▸ WHAT NEEDS TO BE DONE
Return the count of lines that hold the string "Country", with no other words.

Items from a figure collection:

■ ■ ■ ■ ■

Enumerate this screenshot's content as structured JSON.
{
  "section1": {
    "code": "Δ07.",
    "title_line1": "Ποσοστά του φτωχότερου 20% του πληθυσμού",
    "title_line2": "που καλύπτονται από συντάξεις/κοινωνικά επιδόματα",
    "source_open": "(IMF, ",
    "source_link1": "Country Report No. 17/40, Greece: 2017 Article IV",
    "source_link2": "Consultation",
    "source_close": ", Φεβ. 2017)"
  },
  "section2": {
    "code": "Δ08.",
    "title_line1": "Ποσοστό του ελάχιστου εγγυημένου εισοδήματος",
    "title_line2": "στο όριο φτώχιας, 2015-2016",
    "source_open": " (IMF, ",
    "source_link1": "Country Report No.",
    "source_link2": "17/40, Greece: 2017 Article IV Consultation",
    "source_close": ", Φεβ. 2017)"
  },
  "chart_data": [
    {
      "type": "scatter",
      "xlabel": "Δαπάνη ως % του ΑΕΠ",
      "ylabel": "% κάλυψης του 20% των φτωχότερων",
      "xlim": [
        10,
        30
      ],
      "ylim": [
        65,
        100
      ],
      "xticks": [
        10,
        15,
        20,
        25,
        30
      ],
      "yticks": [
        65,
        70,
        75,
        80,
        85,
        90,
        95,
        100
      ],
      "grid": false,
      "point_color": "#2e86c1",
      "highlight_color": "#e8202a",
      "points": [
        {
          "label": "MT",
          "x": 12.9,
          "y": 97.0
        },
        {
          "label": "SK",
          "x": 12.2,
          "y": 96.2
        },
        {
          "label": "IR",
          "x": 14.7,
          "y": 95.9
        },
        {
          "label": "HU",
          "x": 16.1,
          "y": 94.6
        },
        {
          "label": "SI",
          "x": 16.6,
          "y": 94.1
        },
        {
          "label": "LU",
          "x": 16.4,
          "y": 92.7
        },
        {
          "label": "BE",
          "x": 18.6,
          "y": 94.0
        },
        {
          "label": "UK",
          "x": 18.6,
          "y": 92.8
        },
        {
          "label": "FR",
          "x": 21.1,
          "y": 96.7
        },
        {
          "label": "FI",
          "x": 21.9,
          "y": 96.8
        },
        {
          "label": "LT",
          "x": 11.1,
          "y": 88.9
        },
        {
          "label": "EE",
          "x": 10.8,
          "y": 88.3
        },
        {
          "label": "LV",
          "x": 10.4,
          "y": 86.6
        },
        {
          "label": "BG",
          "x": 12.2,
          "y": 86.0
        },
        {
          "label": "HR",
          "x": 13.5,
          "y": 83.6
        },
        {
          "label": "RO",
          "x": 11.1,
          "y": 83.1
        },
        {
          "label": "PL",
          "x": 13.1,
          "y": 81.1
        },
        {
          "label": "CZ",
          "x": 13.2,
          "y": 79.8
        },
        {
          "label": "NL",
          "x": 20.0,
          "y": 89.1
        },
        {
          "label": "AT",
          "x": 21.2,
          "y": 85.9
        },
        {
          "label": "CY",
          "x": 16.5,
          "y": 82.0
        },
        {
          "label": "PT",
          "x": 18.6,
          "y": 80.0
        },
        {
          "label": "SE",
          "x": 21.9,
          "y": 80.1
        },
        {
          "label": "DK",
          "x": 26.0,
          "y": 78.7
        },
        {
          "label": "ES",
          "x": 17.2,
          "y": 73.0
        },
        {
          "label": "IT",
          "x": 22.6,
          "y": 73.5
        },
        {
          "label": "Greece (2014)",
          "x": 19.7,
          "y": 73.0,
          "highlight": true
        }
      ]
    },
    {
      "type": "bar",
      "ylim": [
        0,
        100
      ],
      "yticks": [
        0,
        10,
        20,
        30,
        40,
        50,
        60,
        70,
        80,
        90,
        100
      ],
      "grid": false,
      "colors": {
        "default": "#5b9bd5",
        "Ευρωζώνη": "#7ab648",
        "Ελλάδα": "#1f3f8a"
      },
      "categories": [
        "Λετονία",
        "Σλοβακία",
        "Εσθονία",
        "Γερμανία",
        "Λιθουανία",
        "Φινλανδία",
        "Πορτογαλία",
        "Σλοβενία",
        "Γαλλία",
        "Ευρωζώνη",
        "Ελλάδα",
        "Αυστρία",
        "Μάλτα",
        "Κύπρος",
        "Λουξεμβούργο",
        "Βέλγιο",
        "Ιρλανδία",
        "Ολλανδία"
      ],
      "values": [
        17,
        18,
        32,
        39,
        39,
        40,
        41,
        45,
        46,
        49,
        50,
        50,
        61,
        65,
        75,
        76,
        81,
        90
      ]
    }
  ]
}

■ ■ ■ ■ ■

▸ REPLY
2